§ **EXERCISE**
Transcribe the whole listing below without changing a word, but leave out every image.
## START ITEMS
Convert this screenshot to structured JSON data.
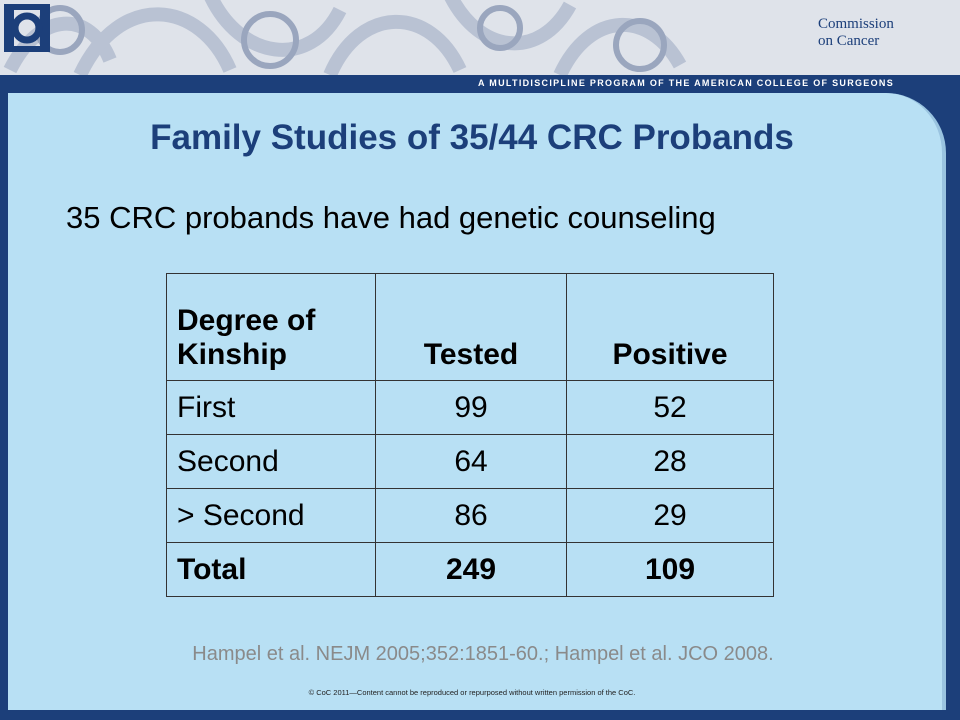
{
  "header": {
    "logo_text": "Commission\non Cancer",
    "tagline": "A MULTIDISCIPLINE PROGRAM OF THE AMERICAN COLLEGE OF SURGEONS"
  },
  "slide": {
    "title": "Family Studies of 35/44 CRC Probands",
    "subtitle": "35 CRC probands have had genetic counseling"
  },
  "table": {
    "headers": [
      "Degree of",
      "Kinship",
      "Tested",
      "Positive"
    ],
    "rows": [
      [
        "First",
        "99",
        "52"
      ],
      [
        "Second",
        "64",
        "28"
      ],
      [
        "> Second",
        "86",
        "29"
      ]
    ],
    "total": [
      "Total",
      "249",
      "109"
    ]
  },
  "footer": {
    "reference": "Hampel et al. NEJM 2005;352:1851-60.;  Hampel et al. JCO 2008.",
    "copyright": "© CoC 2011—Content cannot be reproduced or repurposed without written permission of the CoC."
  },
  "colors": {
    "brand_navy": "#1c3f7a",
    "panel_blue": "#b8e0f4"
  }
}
## END ITEMS
§ **THE RESULT**
Convert this screenshot to structured JSON data.
{
  "header": {
    "logo_text": "Commission\non Cancer",
    "tagline": "A MULTIDISCIPLINE PROGRAM OF THE AMERICAN COLLEGE OF SURGEONS"
  },
  "slide": {
    "title": "Family Studies of 35/44 CRC Probands",
    "subtitle": "35 CRC probands have had genetic counseling"
  },
  "table": {
    "headers": [
      "Degree of",
      "Kinship",
      "Tested",
      "Positive"
    ],
    "rows": [
      [
        "First",
        "99",
        "52"
      ],
      [
        "Second",
        "64",
        "28"
      ],
      [
        "> Second",
        "86",
        "29"
      ]
    ],
    "total": [
      "Total",
      "249",
      "109"
    ]
  },
  "footer": {
    "reference": "Hampel et al. NEJM 2005;352:1851-60.;  Hampel et al. JCO 2008.",
    "copyright": "© CoC 2011—Content cannot be reproduced or repurposed without written permission of the CoC."
  },
  "colors": {
    "brand_navy": "#1c3f7a",
    "panel_blue": "#b8e0f4"
  }
}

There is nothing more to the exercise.